Records from a collection of figures
* Start *
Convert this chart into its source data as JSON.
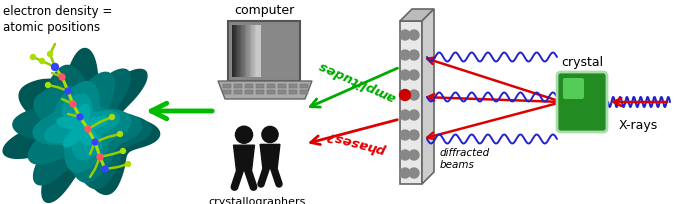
{
  "bg_color": "#ffffff",
  "fig_width": 6.76,
  "fig_height": 2.05,
  "dpi": 100,
  "text_electron_density": "electron density =\natomic positions",
  "text_computer": "computer",
  "text_crystallographers": "crystallographers",
  "text_amplitudes": "amplitudes",
  "text_phases": "phases?",
  "text_diffracted": "diffracted\nbeams",
  "text_crystal": "crystal",
  "text_xrays": "X-rays",
  "green_color": "#00aa00",
  "red_color": "#dd0000",
  "blue_color": "#2222cc",
  "arrow_green": "#00bb00",
  "crystal_green": "#228b22",
  "crystal_highlight": "#55cc55",
  "panel_face": "#e8e8e8",
  "panel_side_top": "#cccccc",
  "panel_side_right": "#d8d8d8",
  "dot_color": "#888888",
  "screen_dark": "#333333",
  "screen_mid": "#888888",
  "screen_light": "#cccccc",
  "keyboard_color": "#aaaaaa",
  "person_color": "#111111"
}
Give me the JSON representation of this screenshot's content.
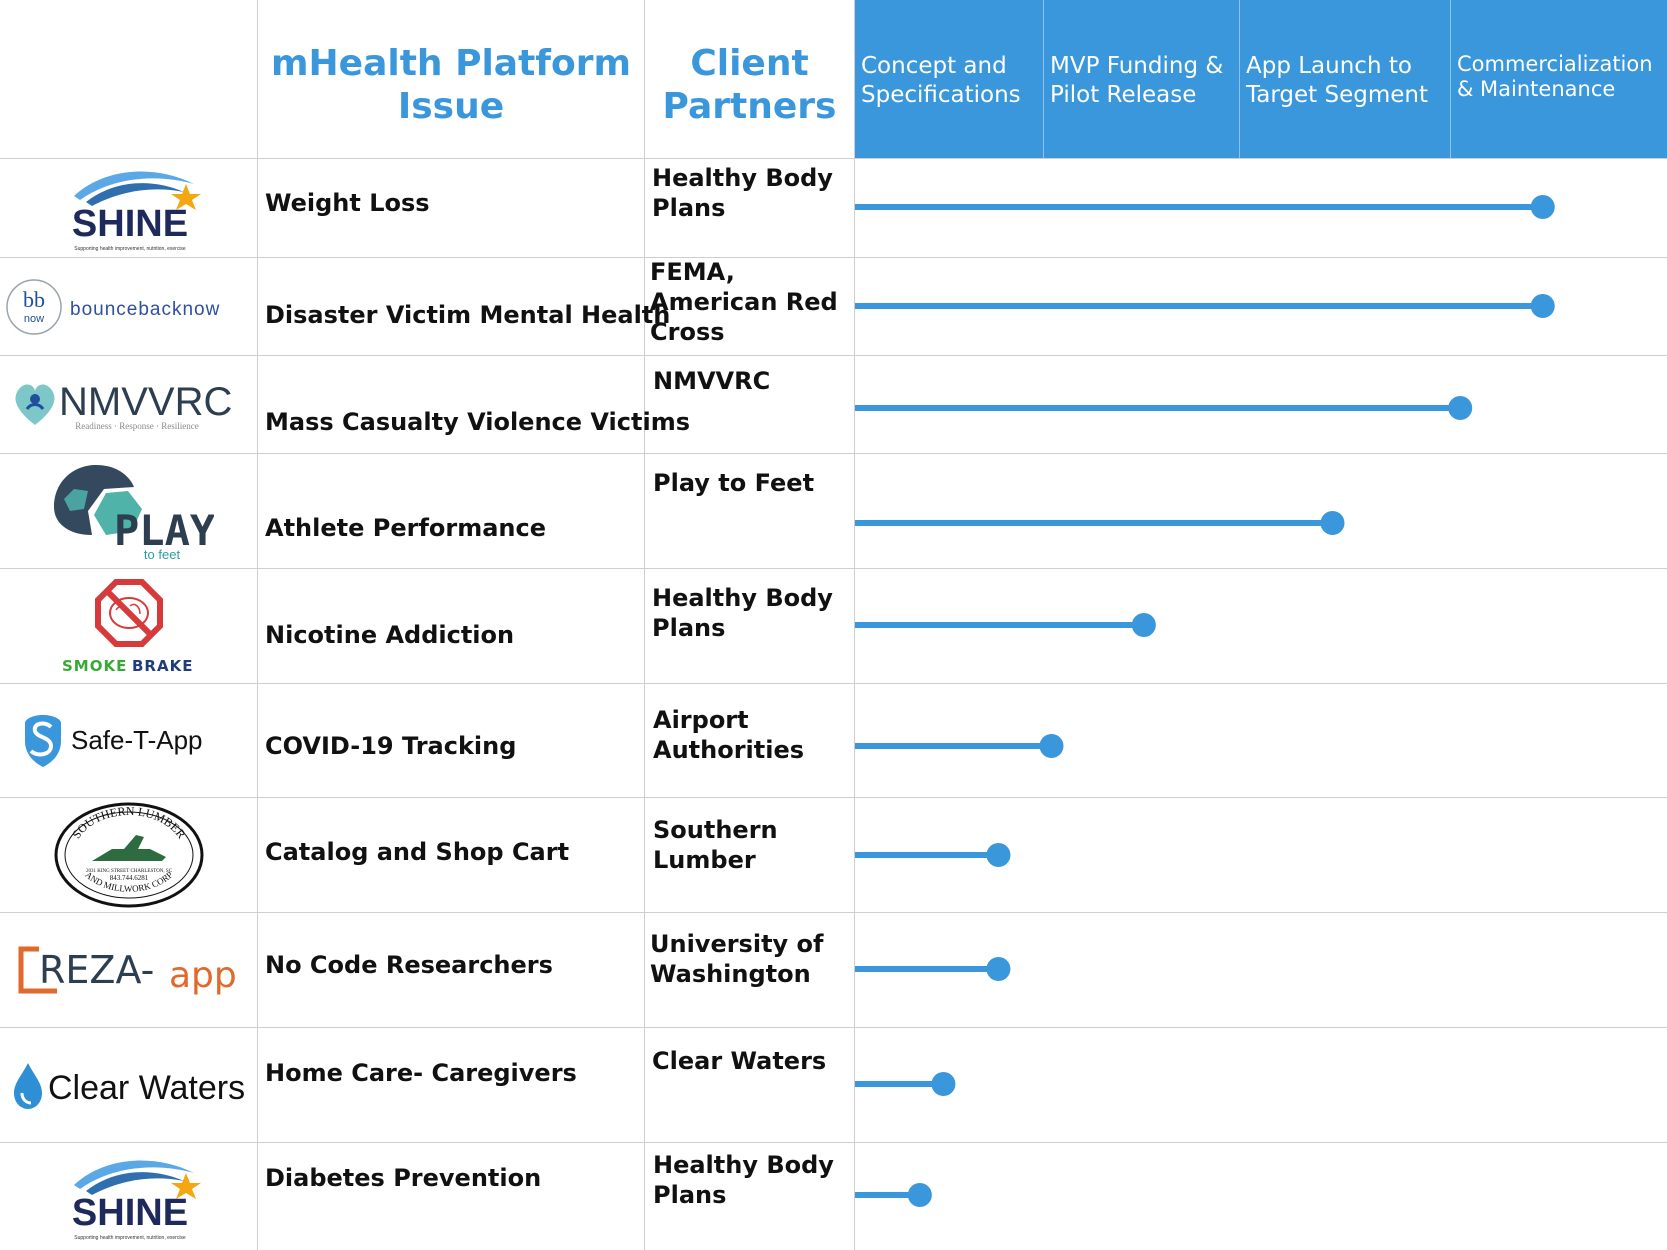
{
  "headers": {
    "issue": "mHealth Platform Issue",
    "client": "Client Partners",
    "stages": [
      "Concept and Specifications",
      "MVP Funding & Pilot Release",
      "App Launch to Target Segment",
      "Commercialization & Maintenance"
    ]
  },
  "colors": {
    "accent": "#3a97dc",
    "text": "#111111",
    "grid": "#cfcfcf"
  },
  "rows": [
    {
      "logo": {
        "name": "SHINE",
        "tagline": "Supporting health improvement, nutrition, exercise",
        "icon": "shooting-star-icon"
      },
      "issue": "Weight Loss",
      "client": "Healthy Body Plans"
    },
    {
      "logo": {
        "name": "bouncebacknow",
        "mark": "bb now",
        "icon": "bb-now-circle-icon"
      },
      "issue": "Disaster Victim Mental Health",
      "client": "FEMA, American Red Cross"
    },
    {
      "logo": {
        "name": "NMVVRC",
        "tagline": "Readiness · Response · Resilience",
        "icon": "heart-people-icon"
      },
      "issue": "Mass Casualty Violence Victims",
      "client": "NMVVRC"
    },
    {
      "logo": {
        "name": "PLAY",
        "sub": "to feet",
        "icon": "soccer-ball-icon"
      },
      "issue": "Athlete Performance",
      "client": "Play to Feet"
    },
    {
      "logo": {
        "name": "SMOKE BRAKE",
        "part1": "SMOKE",
        "part2": "BRAKE",
        "icon": "no-smoking-brain-icon"
      },
      "issue": "Nicotine Addiction",
      "client": "Healthy Body Plans"
    },
    {
      "logo": {
        "name": "Safe-T-App",
        "icon": "safe-t-shield-icon"
      },
      "issue": "COVID-19 Tracking",
      "client": "Airport Authorities"
    },
    {
      "logo": {
        "name": "SOUTHERN LUMBER AND MILLWORK CORP",
        "address": "2031 KING STREET  CHARLESTON, SC",
        "phone": "843.744.6281",
        "icon": "hand-plane-icon"
      },
      "issue": "Catalog and Shop Cart",
      "client": "Southern Lumber"
    },
    {
      "logo": {
        "name": "REZA-app",
        "part1": "REZA-",
        "part2": "app",
        "icon": "bracket-icon"
      },
      "issue": "No Code Researchers",
      "client": "University of Washington"
    },
    {
      "logo": {
        "name": "Clear Waters",
        "icon": "water-drop-icon"
      },
      "issue": "Home Care- Caregivers",
      "client": "Clear Waters"
    },
    {
      "logo": {
        "name": "SHINE",
        "tagline": "Supporting health improvement, nutrition, exercise",
        "icon": "shooting-star-icon"
      },
      "issue": "Diabetes Prevention",
      "client": "Healthy Body Plans"
    }
  ],
  "chart_data": {
    "type": "bar",
    "orientation": "horizontal",
    "style": "lollipop",
    "stages": [
      "Concept and Specifications",
      "MVP Funding & Pilot Release",
      "App Launch to Target Segment",
      "Commercialization & Maintenance"
    ],
    "categories": [
      "Weight Loss",
      "Disaster Victim Mental Health",
      "Mass Casualty Violence Victims",
      "Athlete Performance",
      "Nicotine Addiction",
      "COVID-19 Tracking",
      "Catalog and Shop Cart",
      "No Code Researchers",
      "Home Care- Caregivers",
      "Diabetes Prevention"
    ],
    "values": [
      3.5,
      3.5,
      3.08,
      2.43,
      1.47,
      1.0,
      0.73,
      0.73,
      0.45,
      0.33
    ],
    "xlim": [
      0,
      4
    ],
    "color": "#3a97dc"
  }
}
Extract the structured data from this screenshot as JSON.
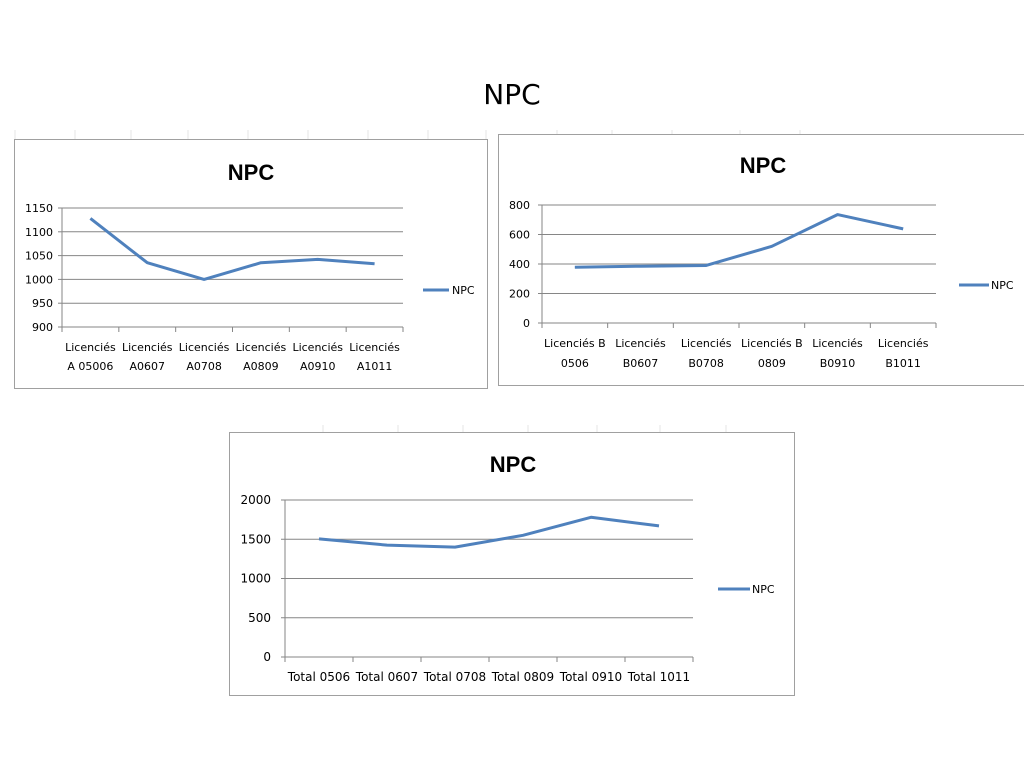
* End *
◆ Task objective
Your task is to copy the entries in full and exactly, without any images.

◆ Written solution
Convert this chart into its source data as JSON.
{
  "bg_color": "#ffffff",
  "fig_width": 6.76,
  "fig_height": 2.05,
  "dpi": 100,
  "text_electron_density": "electron density =\natomic positions",
  "text_computer": "computer",
  "text_crystallographers": "crystallographers",
  "text_amplitudes": "amplitudes",
  "text_phases": "phases?",
  "text_diffracted": "diffracted\nbeams",
  "text_crystal": "crystal",
  "text_xrays": "X-rays",
  "green_color": "#00aa00",
  "red_color": "#dd0000",
  "blue_color": "#2222cc",
  "arrow_green": "#00bb00",
  "crystal_green": "#228b22",
  "crystal_highlight": "#55cc55",
  "panel_face": "#e8e8e8",
  "panel_side_top": "#cccccc",
  "panel_side_right": "#d8d8d8",
  "dot_color": "#888888",
  "screen_dark": "#333333",
  "screen_mid": "#888888",
  "screen_light": "#cccccc",
  "keyboard_color": "#aaaaaa",
  "person_color": "#111111"
}
Give me the JSON representation of this screenshot's content.
{
  "headers": {
    "issue": "mHealth Platform Issue",
    "client": "Client Partners",
    "stages": [
      "Concept and Specifications",
      "MVP Funding & Pilot Release",
      "App Launch to Target Segment",
      "Commercialization & Maintenance"
    ]
  },
  "colors": {
    "accent": "#3a97dc",
    "text": "#111111",
    "grid": "#cfcfcf"
  },
  "rows": [
    {
      "logo": {
        "name": "SHINE",
        "tagline": "Supporting health improvement, nutrition, exercise",
        "icon": "shooting-star-icon"
      },
      "issue": "Weight Loss",
      "client": "Healthy Body Plans"
    },
    {
      "logo": {
        "name": "bouncebacknow",
        "mark": "bb now",
        "icon": "bb-now-circle-icon"
      },
      "issue": "Disaster Victim Mental Health",
      "client": "FEMA, American Red Cross"
    },
    {
      "logo": {
        "name": "NMVVRC",
        "tagline": "Readiness · Response · Resilience",
        "icon": "heart-people-icon"
      },
      "issue": "Mass Casualty Violence Victims",
      "client": "NMVVRC"
    },
    {
      "logo": {
        "name": "PLAY",
        "sub": "to feet",
        "icon": "soccer-ball-icon"
      },
      "issue": "Athlete Performance",
      "client": "Play to Feet"
    },
    {
      "logo": {
        "name": "SMOKE BRAKE",
        "part1": "SMOKE",
        "part2": "BRAKE",
        "icon": "no-smoking-brain-icon"
      },
      "issue": "Nicotine Addiction",
      "client": "Healthy Body Plans"
    },
    {
      "logo": {
        "name": "Safe-T-App",
        "icon": "safe-t-shield-icon"
      },
      "issue": "COVID-19 Tracking",
      "client": "Airport Authorities"
    },
    {
      "logo": {
        "name": "SOUTHERN LUMBER AND MILLWORK CORP",
        "address": "2031 KING STREET  CHARLESTON, SC",
        "phone": "843.744.6281",
        "icon": "hand-plane-icon"
      },
      "issue": "Catalog and Shop Cart",
      "client": "Southern Lumber"
    },
    {
      "logo": {
        "name": "REZA-app",
        "part1": "REZA-",
        "part2": "app",
        "icon": "bracket-icon"
      },
      "issue": "No Code Researchers",
      "client": "University of Washington"
    },
    {
      "logo": {
        "name": "Clear Waters",
        "icon": "water-drop-icon"
      },
      "issue": "Home Care- Caregivers",
      "client": "Clear Waters"
    },
    {
      "logo": {
        "name": "SHINE",
        "tagline": "Supporting health improvement, nutrition, exercise",
        "icon": "shooting-star-icon"
      },
      "issue": "Diabetes Prevention",
      "client": "Healthy Body Plans"
    }
  ],
  "chart_data": {
    "type": "bar",
    "orientation": "horizontal",
    "style": "lollipop",
    "stages": [
      "Concept and Specifications",
      "MVP Funding & Pilot Release",
      "App Launch to Target Segment",
      "Commercialization & Maintenance"
    ],
    "categories": [
      "Weight Loss",
      "Disaster Victim Mental Health",
      "Mass Casualty Violence Victims",
      "Athlete Performance",
      "Nicotine Addiction",
      "COVID-19 Tracking",
      "Catalog and Shop Cart",
      "No Code Researchers",
      "Home Care- Caregivers",
      "Diabetes Prevention"
    ],
    "values": [
      3.5,
      3.5,
      3.08,
      2.43,
      1.47,
      1.0,
      0.73,
      0.73,
      0.45,
      0.33
    ],
    "xlim": [
      0,
      4
    ],
    "color": "#3a97dc"
  }
}
Extract the structured data from this screenshot as JSON.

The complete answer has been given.